EXERCISE DIRECTIONS = Find how many lines in the data below mention "Märkten". Give the number only.

BEGIN GIVEN INFORMATION

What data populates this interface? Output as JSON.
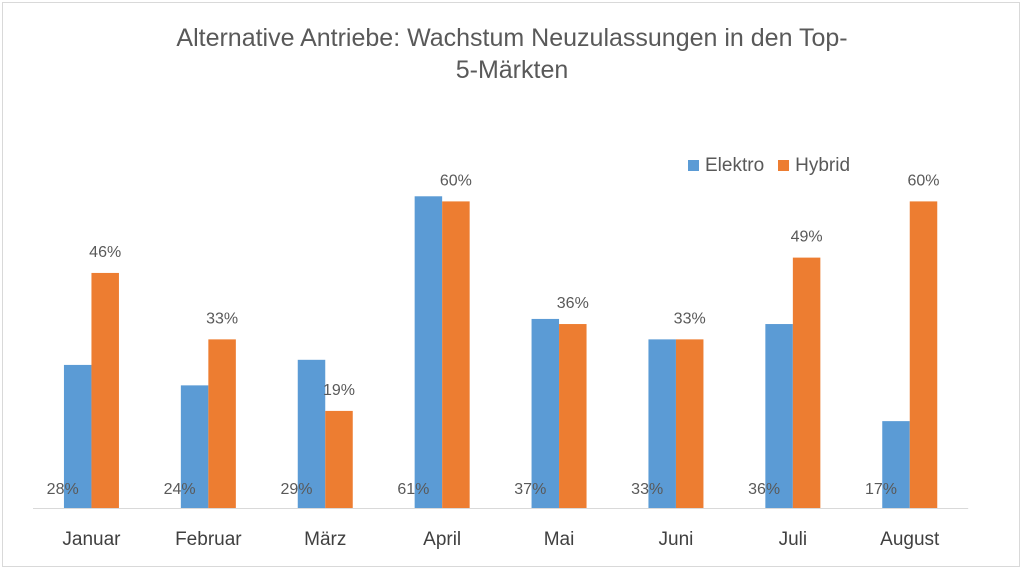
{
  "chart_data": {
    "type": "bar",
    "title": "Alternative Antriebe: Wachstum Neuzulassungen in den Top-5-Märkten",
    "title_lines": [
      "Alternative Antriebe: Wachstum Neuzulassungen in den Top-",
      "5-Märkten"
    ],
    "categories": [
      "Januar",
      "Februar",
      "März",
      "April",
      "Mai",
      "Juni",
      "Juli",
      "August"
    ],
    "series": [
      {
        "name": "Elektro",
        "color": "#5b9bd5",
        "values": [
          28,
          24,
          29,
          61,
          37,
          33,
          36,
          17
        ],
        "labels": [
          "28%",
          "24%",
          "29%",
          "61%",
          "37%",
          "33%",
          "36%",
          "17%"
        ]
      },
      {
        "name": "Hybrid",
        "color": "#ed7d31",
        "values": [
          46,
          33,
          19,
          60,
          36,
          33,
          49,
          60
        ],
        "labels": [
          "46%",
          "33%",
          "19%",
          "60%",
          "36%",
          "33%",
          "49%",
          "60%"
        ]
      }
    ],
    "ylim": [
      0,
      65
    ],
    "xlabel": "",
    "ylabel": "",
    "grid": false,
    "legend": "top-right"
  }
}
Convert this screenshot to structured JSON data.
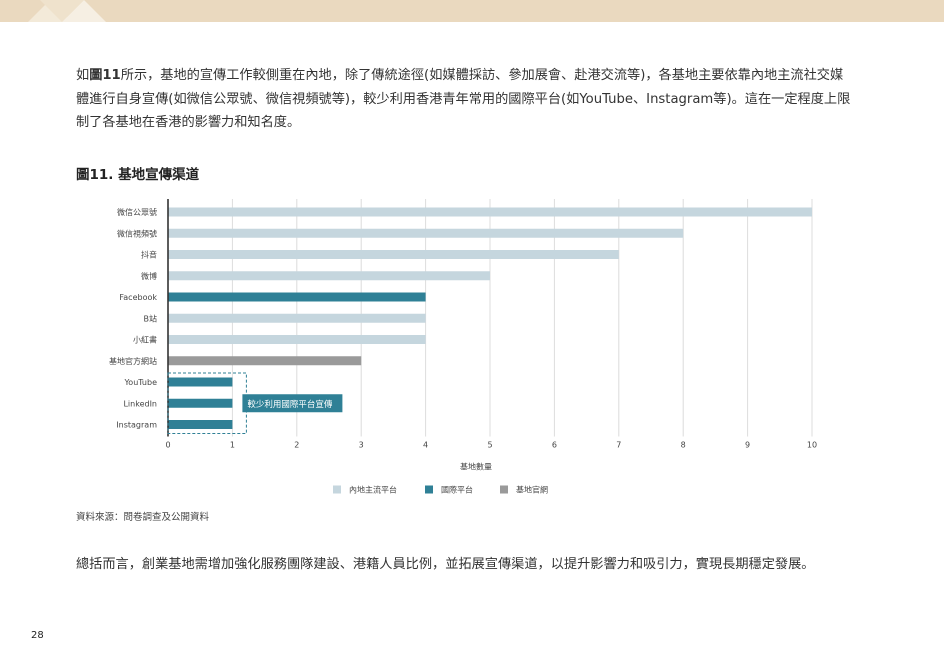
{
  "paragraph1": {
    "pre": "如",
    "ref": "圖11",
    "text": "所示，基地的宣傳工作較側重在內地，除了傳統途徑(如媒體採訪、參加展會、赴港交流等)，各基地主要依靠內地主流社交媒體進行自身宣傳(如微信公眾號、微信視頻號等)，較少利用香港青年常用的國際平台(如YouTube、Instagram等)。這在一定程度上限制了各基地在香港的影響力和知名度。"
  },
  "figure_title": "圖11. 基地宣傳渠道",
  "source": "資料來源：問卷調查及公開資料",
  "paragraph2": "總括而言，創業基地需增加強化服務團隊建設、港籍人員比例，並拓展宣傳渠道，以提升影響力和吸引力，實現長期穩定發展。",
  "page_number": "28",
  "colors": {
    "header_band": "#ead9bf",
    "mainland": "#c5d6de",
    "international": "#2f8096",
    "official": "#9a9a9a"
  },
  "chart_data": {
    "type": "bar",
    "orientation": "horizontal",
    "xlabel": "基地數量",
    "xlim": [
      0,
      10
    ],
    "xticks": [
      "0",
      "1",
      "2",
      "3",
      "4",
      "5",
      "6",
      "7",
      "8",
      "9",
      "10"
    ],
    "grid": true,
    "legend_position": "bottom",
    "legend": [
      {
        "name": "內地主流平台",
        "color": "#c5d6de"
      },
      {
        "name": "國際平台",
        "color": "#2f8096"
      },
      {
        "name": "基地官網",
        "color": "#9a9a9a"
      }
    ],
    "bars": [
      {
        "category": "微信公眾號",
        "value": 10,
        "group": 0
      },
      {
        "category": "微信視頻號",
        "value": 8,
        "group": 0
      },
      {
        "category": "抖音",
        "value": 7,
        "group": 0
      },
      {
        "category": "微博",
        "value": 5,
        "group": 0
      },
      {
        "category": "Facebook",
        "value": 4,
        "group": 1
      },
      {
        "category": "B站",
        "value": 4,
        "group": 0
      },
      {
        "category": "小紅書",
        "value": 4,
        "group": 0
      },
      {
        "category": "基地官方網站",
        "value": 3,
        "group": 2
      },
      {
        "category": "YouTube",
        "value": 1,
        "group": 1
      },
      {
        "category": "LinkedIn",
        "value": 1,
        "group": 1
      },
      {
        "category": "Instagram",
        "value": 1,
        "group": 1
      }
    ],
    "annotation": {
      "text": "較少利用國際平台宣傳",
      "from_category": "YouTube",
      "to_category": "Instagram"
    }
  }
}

END GIVEN INFORMATION

TASK RESPONSE = 2